§ Direction
Transcribe everything in the data word for word. Pictures are left out.

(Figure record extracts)

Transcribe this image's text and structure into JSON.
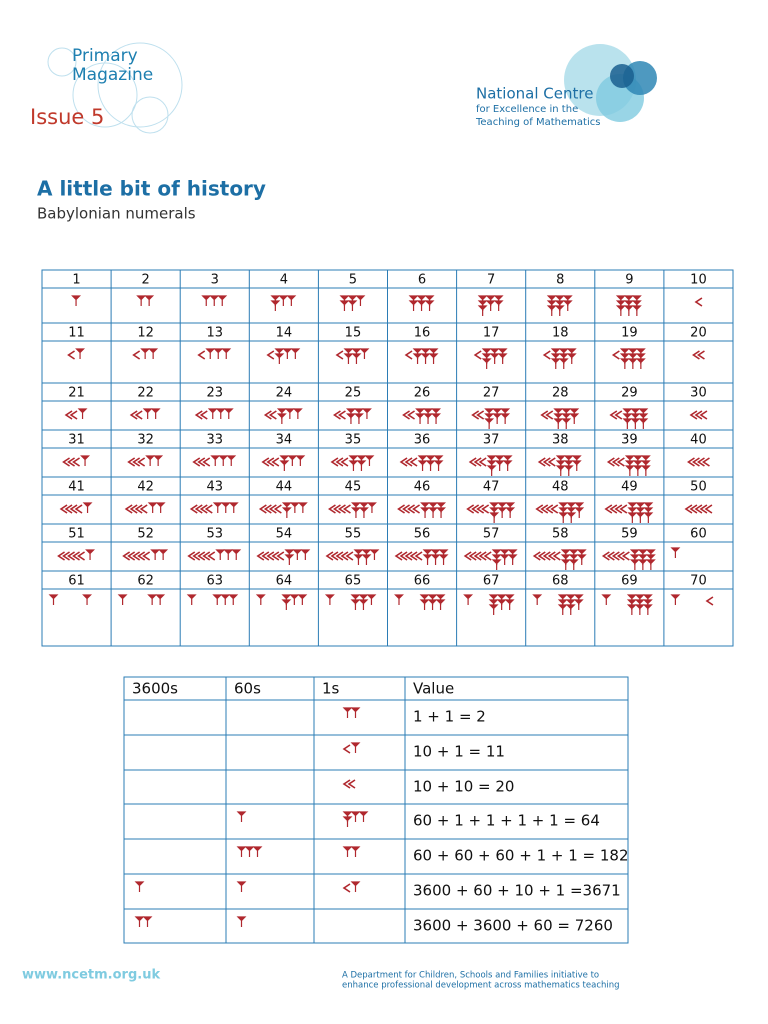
{
  "header": {
    "magazine": [
      "Primary",
      "Magazine"
    ],
    "issue": "Issue 5",
    "organisation": [
      "National Centre",
      "for Excellence in the",
      "Teaching of Mathematics"
    ]
  },
  "title": "A little bit of history",
  "subtitle": "Babylonian numerals",
  "numerals": [
    1,
    2,
    3,
    4,
    5,
    6,
    7,
    8,
    9,
    10,
    11,
    12,
    13,
    14,
    15,
    16,
    17,
    18,
    19,
    20,
    21,
    22,
    23,
    24,
    25,
    26,
    27,
    28,
    29,
    30,
    31,
    32,
    33,
    34,
    35,
    36,
    37,
    38,
    39,
    40,
    41,
    42,
    43,
    44,
    45,
    46,
    47,
    48,
    49,
    50,
    51,
    52,
    53,
    54,
    55,
    56,
    57,
    58,
    59,
    60,
    61,
    62,
    63,
    64,
    65,
    66,
    67,
    68,
    69,
    70
  ],
  "table": {
    "headers": [
      "3600s",
      "60s",
      "1s",
      "Value"
    ],
    "values": [
      "1 + 1 = 2",
      "10 + 1 = 11",
      "10 + 10 = 20",
      "60 + 1 + 1 + 1 + 1 = 64",
      "60 + 60 + 60 + 1 + 1 = 182",
      "3600 + 60 + 10 + 1 =3671",
      "3600 + 3600 + 60 = 7260"
    ]
  },
  "footer": {
    "url": "www.ncetm.org.uk",
    "note": [
      "A Department for Children, Schools and Families initiative to",
      "enhance professional development across mathematics teaching"
    ]
  }
}
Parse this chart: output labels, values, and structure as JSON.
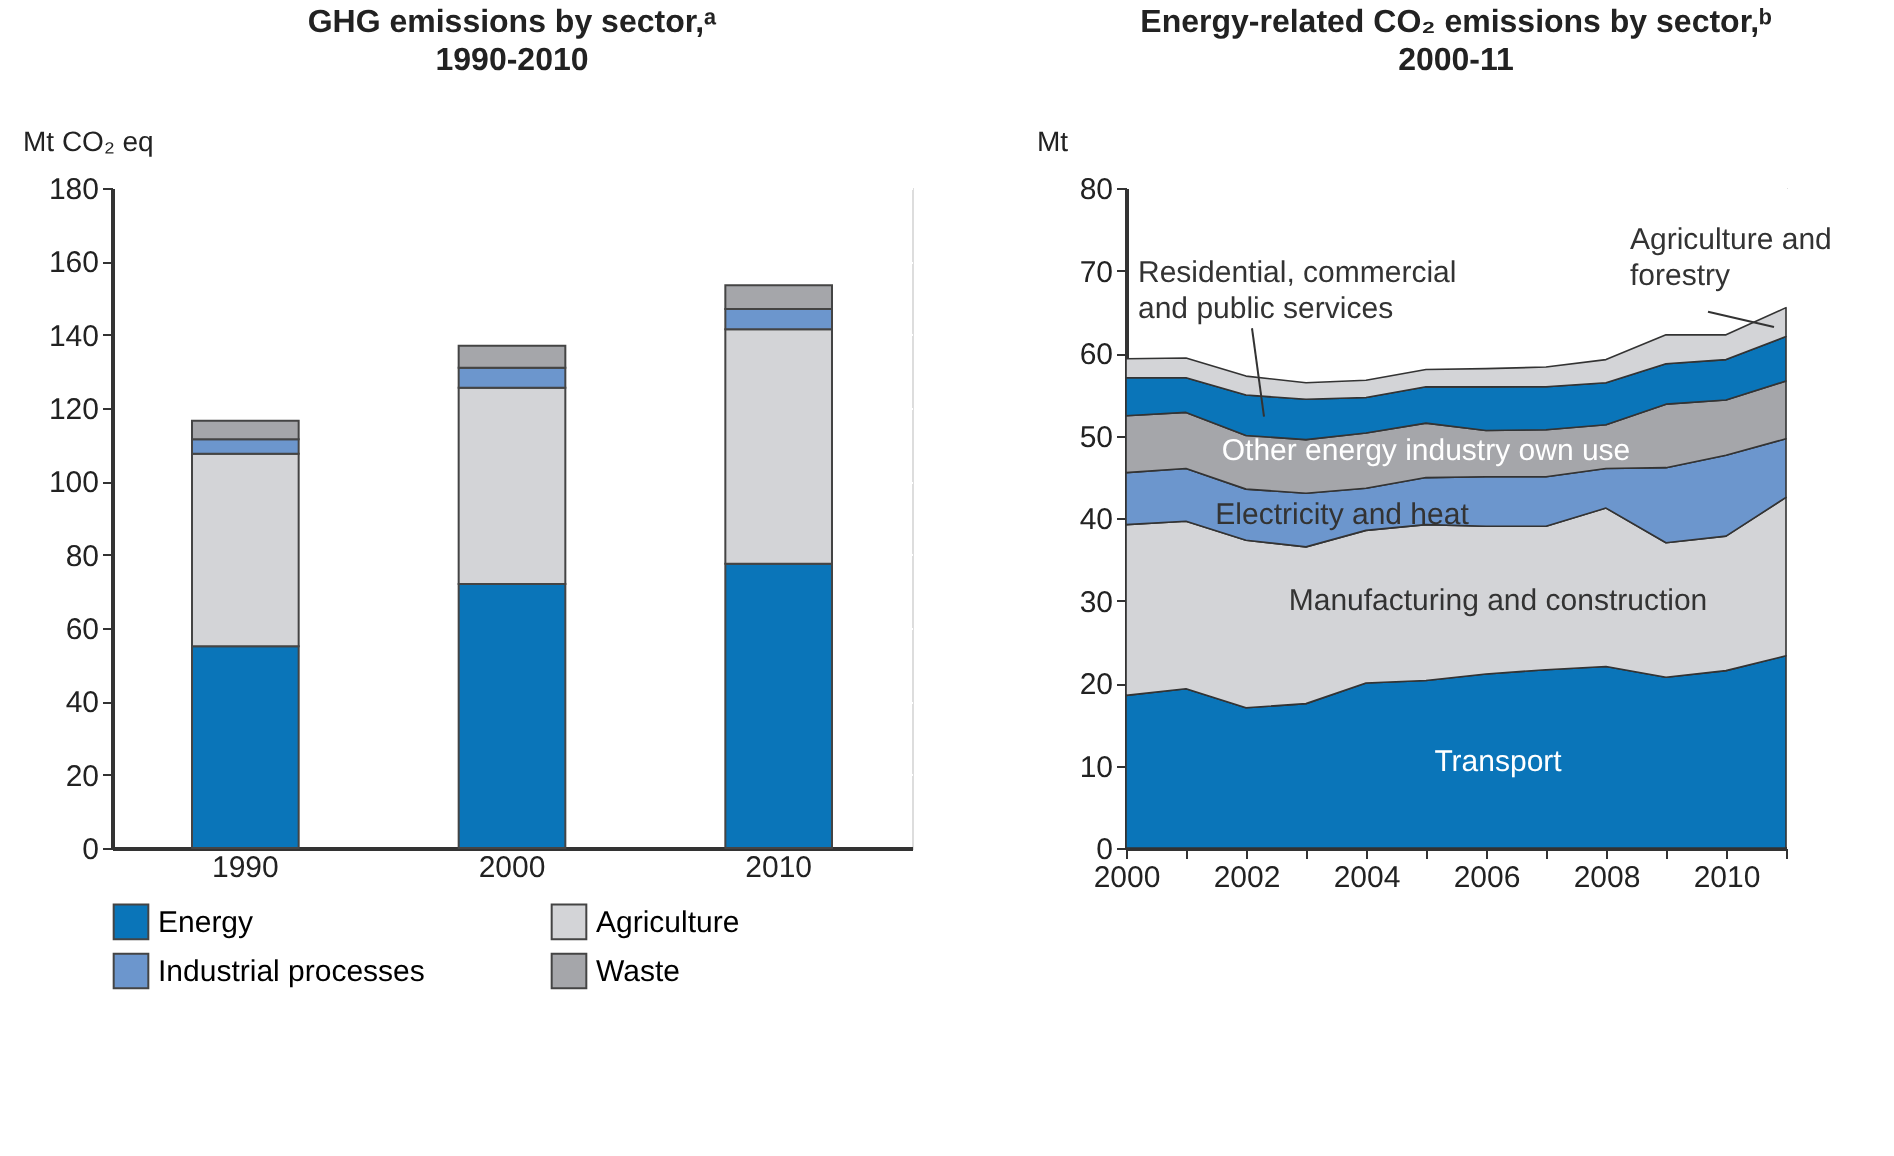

§ Result of the exercise
Transcribe this image's text and structure into JSON.
{
  "header": {
    "magazine": [
      "Primary",
      "Magazine"
    ],
    "issue": "Issue 5",
    "organisation": [
      "National Centre",
      "for Excellence in the",
      "Teaching of Mathematics"
    ]
  },
  "title": "A little bit of history",
  "subtitle": "Babylonian numerals",
  "numerals": [
    1,
    2,
    3,
    4,
    5,
    6,
    7,
    8,
    9,
    10,
    11,
    12,
    13,
    14,
    15,
    16,
    17,
    18,
    19,
    20,
    21,
    22,
    23,
    24,
    25,
    26,
    27,
    28,
    29,
    30,
    31,
    32,
    33,
    34,
    35,
    36,
    37,
    38,
    39,
    40,
    41,
    42,
    43,
    44,
    45,
    46,
    47,
    48,
    49,
    50,
    51,
    52,
    53,
    54,
    55,
    56,
    57,
    58,
    59,
    60,
    61,
    62,
    63,
    64,
    65,
    66,
    67,
    68,
    69,
    70
  ],
  "table": {
    "headers": [
      "3600s",
      "60s",
      "1s",
      "Value"
    ],
    "values": [
      "1 + 1 = 2",
      "10 + 1 = 11",
      "10 + 10 = 20",
      "60 + 1 + 1 + 1 + 1 = 64",
      "60 + 60 + 60 + 1 + 1 = 182",
      "3600 + 60 + 10 + 1 =3671",
      "3600 + 3600 + 60 = 7260"
    ]
  },
  "footer": {
    "url": "www.ncetm.org.uk",
    "note": [
      "A Department for Children, Schools and Families initiative to",
      "enhance professional development across mathematics teaching"
    ]
  }
}
Parse this chart: output labels, values, and structure as JSON.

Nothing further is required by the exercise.